Exercise goal.
Word for word, repeat the entries, minus the pictures.
━━ Dataset extract ━━
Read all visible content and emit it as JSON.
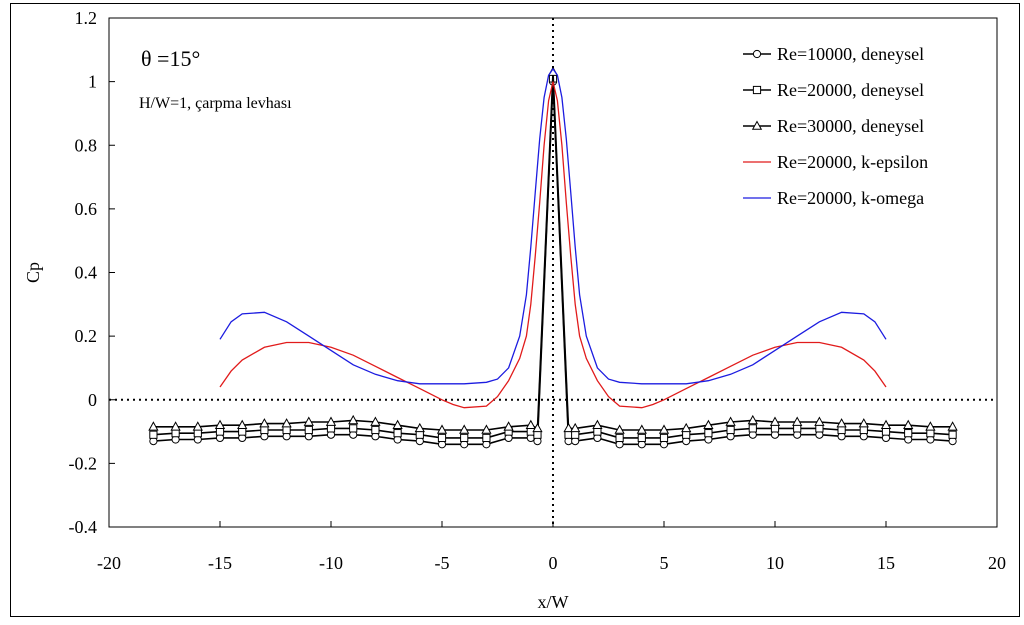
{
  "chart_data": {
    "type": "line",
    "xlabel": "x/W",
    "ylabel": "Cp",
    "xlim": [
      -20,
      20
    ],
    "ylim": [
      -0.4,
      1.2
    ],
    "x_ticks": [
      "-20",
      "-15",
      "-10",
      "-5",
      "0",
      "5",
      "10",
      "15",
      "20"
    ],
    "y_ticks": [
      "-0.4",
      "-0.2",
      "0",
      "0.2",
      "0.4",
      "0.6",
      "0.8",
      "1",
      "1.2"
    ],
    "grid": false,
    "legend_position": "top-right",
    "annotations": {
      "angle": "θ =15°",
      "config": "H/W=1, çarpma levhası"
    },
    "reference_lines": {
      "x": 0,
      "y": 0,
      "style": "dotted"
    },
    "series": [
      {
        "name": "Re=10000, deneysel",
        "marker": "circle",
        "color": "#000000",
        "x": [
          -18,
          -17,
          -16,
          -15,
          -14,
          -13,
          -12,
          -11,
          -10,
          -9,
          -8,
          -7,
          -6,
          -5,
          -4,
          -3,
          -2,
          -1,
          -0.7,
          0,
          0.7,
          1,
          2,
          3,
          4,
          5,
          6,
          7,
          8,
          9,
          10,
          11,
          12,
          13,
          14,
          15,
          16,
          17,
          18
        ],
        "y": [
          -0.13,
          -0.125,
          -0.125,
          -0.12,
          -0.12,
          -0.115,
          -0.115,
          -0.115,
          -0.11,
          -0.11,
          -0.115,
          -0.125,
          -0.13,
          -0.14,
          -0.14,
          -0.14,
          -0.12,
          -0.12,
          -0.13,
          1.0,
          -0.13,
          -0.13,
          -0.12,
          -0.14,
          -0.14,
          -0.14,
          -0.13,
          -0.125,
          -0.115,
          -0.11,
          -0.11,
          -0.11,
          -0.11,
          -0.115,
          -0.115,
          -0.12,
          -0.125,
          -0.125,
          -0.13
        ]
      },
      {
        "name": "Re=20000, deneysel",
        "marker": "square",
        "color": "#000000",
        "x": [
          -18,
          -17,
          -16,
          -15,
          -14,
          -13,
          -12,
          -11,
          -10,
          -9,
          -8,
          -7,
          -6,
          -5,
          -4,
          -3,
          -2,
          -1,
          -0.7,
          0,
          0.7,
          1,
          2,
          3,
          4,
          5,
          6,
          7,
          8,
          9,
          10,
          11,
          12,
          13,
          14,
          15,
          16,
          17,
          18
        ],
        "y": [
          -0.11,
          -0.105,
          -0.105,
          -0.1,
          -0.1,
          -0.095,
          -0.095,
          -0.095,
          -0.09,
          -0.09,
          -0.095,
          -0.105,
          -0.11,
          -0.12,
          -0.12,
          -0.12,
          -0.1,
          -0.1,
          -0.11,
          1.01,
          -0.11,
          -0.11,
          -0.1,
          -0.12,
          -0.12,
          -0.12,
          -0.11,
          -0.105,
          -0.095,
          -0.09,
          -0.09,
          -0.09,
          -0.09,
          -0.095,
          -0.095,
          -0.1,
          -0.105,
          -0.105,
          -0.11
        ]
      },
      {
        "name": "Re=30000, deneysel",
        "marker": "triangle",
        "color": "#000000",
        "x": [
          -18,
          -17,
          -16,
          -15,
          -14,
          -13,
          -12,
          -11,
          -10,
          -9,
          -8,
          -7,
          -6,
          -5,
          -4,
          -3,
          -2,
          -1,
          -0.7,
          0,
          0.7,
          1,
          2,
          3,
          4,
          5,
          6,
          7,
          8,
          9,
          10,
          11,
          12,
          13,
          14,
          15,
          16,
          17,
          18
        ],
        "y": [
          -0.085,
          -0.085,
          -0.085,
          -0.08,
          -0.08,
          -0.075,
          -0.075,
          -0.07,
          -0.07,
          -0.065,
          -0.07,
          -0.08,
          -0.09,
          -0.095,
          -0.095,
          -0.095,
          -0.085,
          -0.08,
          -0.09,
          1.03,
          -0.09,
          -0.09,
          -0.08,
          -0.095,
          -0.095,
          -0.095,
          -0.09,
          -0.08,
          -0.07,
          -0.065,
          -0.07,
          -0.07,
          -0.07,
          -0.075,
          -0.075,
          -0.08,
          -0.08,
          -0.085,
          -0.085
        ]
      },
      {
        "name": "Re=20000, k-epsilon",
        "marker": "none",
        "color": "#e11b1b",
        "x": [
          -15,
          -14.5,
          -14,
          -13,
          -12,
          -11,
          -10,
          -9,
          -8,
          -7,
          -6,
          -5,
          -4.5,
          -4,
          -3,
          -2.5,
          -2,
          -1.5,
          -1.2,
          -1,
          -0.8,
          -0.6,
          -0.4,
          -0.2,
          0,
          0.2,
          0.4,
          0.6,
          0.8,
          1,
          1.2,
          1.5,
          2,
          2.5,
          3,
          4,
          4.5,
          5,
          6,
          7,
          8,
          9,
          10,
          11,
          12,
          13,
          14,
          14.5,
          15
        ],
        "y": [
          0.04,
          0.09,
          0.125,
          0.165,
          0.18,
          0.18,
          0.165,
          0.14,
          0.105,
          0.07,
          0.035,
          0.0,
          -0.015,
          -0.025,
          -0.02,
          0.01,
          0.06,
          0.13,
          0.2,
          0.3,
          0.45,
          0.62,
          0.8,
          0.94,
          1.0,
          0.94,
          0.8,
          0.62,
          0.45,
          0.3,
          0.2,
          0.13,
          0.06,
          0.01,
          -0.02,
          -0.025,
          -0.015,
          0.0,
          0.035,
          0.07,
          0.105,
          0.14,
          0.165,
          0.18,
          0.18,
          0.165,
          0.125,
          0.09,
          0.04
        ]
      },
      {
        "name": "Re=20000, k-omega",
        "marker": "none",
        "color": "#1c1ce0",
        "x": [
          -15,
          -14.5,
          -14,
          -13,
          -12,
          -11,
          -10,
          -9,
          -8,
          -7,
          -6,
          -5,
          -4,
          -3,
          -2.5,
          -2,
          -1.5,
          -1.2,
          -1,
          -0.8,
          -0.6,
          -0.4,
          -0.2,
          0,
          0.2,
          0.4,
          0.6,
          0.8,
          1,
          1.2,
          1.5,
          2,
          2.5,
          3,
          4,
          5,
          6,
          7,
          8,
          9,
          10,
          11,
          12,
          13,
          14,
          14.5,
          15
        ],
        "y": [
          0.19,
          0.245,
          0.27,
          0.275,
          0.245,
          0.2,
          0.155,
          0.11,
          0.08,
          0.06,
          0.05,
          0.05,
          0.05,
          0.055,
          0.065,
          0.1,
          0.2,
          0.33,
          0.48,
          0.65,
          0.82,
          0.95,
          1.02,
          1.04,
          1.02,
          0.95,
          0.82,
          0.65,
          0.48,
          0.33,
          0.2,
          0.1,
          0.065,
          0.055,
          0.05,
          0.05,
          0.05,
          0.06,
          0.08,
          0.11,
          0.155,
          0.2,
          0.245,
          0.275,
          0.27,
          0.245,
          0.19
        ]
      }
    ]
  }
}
━━━
Written answer.
Read all visible content and emit it as JSON.
{
  "chart_data": {
    "type": "line",
    "xlabel": "x/W",
    "ylabel": "Cp",
    "xlim": [
      -20,
      20
    ],
    "ylim": [
      -0.4,
      1.2
    ],
    "x_ticks": [
      "-20",
      "-15",
      "-10",
      "-5",
      "0",
      "5",
      "10",
      "15",
      "20"
    ],
    "y_ticks": [
      "-0.4",
      "-0.2",
      "0",
      "0.2",
      "0.4",
      "0.6",
      "0.8",
      "1",
      "1.2"
    ],
    "grid": false,
    "legend_position": "top-right",
    "annotations": {
      "angle": "θ =15°",
      "config": "H/W=1, çarpma levhası"
    },
    "reference_lines": {
      "x": 0,
      "y": 0,
      "style": "dotted"
    },
    "series": [
      {
        "name": "Re=10000, deneysel",
        "marker": "circle",
        "color": "#000000",
        "x": [
          -18,
          -17,
          -16,
          -15,
          -14,
          -13,
          -12,
          -11,
          -10,
          -9,
          -8,
          -7,
          -6,
          -5,
          -4,
          -3,
          -2,
          -1,
          -0.7,
          0,
          0.7,
          1,
          2,
          3,
          4,
          5,
          6,
          7,
          8,
          9,
          10,
          11,
          12,
          13,
          14,
          15,
          16,
          17,
          18
        ],
        "y": [
          -0.13,
          -0.125,
          -0.125,
          -0.12,
          -0.12,
          -0.115,
          -0.115,
          -0.115,
          -0.11,
          -0.11,
          -0.115,
          -0.125,
          -0.13,
          -0.14,
          -0.14,
          -0.14,
          -0.12,
          -0.12,
          -0.13,
          1.0,
          -0.13,
          -0.13,
          -0.12,
          -0.14,
          -0.14,
          -0.14,
          -0.13,
          -0.125,
          -0.115,
          -0.11,
          -0.11,
          -0.11,
          -0.11,
          -0.115,
          -0.115,
          -0.12,
          -0.125,
          -0.125,
          -0.13
        ]
      },
      {
        "name": "Re=20000, deneysel",
        "marker": "square",
        "color": "#000000",
        "x": [
          -18,
          -17,
          -16,
          -15,
          -14,
          -13,
          -12,
          -11,
          -10,
          -9,
          -8,
          -7,
          -6,
          -5,
          -4,
          -3,
          -2,
          -1,
          -0.7,
          0,
          0.7,
          1,
          2,
          3,
          4,
          5,
          6,
          7,
          8,
          9,
          10,
          11,
          12,
          13,
          14,
          15,
          16,
          17,
          18
        ],
        "y": [
          -0.11,
          -0.105,
          -0.105,
          -0.1,
          -0.1,
          -0.095,
          -0.095,
          -0.095,
          -0.09,
          -0.09,
          -0.095,
          -0.105,
          -0.11,
          -0.12,
          -0.12,
          -0.12,
          -0.1,
          -0.1,
          -0.11,
          1.01,
          -0.11,
          -0.11,
          -0.1,
          -0.12,
          -0.12,
          -0.12,
          -0.11,
          -0.105,
          -0.095,
          -0.09,
          -0.09,
          -0.09,
          -0.09,
          -0.095,
          -0.095,
          -0.1,
          -0.105,
          -0.105,
          -0.11
        ]
      },
      {
        "name": "Re=30000, deneysel",
        "marker": "triangle",
        "color": "#000000",
        "x": [
          -18,
          -17,
          -16,
          -15,
          -14,
          -13,
          -12,
          -11,
          -10,
          -9,
          -8,
          -7,
          -6,
          -5,
          -4,
          -3,
          -2,
          -1,
          -0.7,
          0,
          0.7,
          1,
          2,
          3,
          4,
          5,
          6,
          7,
          8,
          9,
          10,
          11,
          12,
          13,
          14,
          15,
          16,
          17,
          18
        ],
        "y": [
          -0.085,
          -0.085,
          -0.085,
          -0.08,
          -0.08,
          -0.075,
          -0.075,
          -0.07,
          -0.07,
          -0.065,
          -0.07,
          -0.08,
          -0.09,
          -0.095,
          -0.095,
          -0.095,
          -0.085,
          -0.08,
          -0.09,
          1.03,
          -0.09,
          -0.09,
          -0.08,
          -0.095,
          -0.095,
          -0.095,
          -0.09,
          -0.08,
          -0.07,
          -0.065,
          -0.07,
          -0.07,
          -0.07,
          -0.075,
          -0.075,
          -0.08,
          -0.08,
          -0.085,
          -0.085
        ]
      },
      {
        "name": "Re=20000, k-epsilon",
        "marker": "none",
        "color": "#e11b1b",
        "x": [
          -15,
          -14.5,
          -14,
          -13,
          -12,
          -11,
          -10,
          -9,
          -8,
          -7,
          -6,
          -5,
          -4.5,
          -4,
          -3,
          -2.5,
          -2,
          -1.5,
          -1.2,
          -1,
          -0.8,
          -0.6,
          -0.4,
          -0.2,
          0,
          0.2,
          0.4,
          0.6,
          0.8,
          1,
          1.2,
          1.5,
          2,
          2.5,
          3,
          4,
          4.5,
          5,
          6,
          7,
          8,
          9,
          10,
          11,
          12,
          13,
          14,
          14.5,
          15
        ],
        "y": [
          0.04,
          0.09,
          0.125,
          0.165,
          0.18,
          0.18,
          0.165,
          0.14,
          0.105,
          0.07,
          0.035,
          0.0,
          -0.015,
          -0.025,
          -0.02,
          0.01,
          0.06,
          0.13,
          0.2,
          0.3,
          0.45,
          0.62,
          0.8,
          0.94,
          1.0,
          0.94,
          0.8,
          0.62,
          0.45,
          0.3,
          0.2,
          0.13,
          0.06,
          0.01,
          -0.02,
          -0.025,
          -0.015,
          0.0,
          0.035,
          0.07,
          0.105,
          0.14,
          0.165,
          0.18,
          0.18,
          0.165,
          0.125,
          0.09,
          0.04
        ]
      },
      {
        "name": "Re=20000, k-omega",
        "marker": "none",
        "color": "#1c1ce0",
        "x": [
          -15,
          -14.5,
          -14,
          -13,
          -12,
          -11,
          -10,
          -9,
          -8,
          -7,
          -6,
          -5,
          -4,
          -3,
          -2.5,
          -2,
          -1.5,
          -1.2,
          -1,
          -0.8,
          -0.6,
          -0.4,
          -0.2,
          0,
          0.2,
          0.4,
          0.6,
          0.8,
          1,
          1.2,
          1.5,
          2,
          2.5,
          3,
          4,
          5,
          6,
          7,
          8,
          9,
          10,
          11,
          12,
          13,
          14,
          14.5,
          15
        ],
        "y": [
          0.19,
          0.245,
          0.27,
          0.275,
          0.245,
          0.2,
          0.155,
          0.11,
          0.08,
          0.06,
          0.05,
          0.05,
          0.05,
          0.055,
          0.065,
          0.1,
          0.2,
          0.33,
          0.48,
          0.65,
          0.82,
          0.95,
          1.02,
          1.04,
          1.02,
          0.95,
          0.82,
          0.65,
          0.48,
          0.33,
          0.2,
          0.1,
          0.065,
          0.055,
          0.05,
          0.05,
          0.05,
          0.06,
          0.08,
          0.11,
          0.155,
          0.2,
          0.245,
          0.275,
          0.27,
          0.245,
          0.19
        ]
      }
    ]
  }
}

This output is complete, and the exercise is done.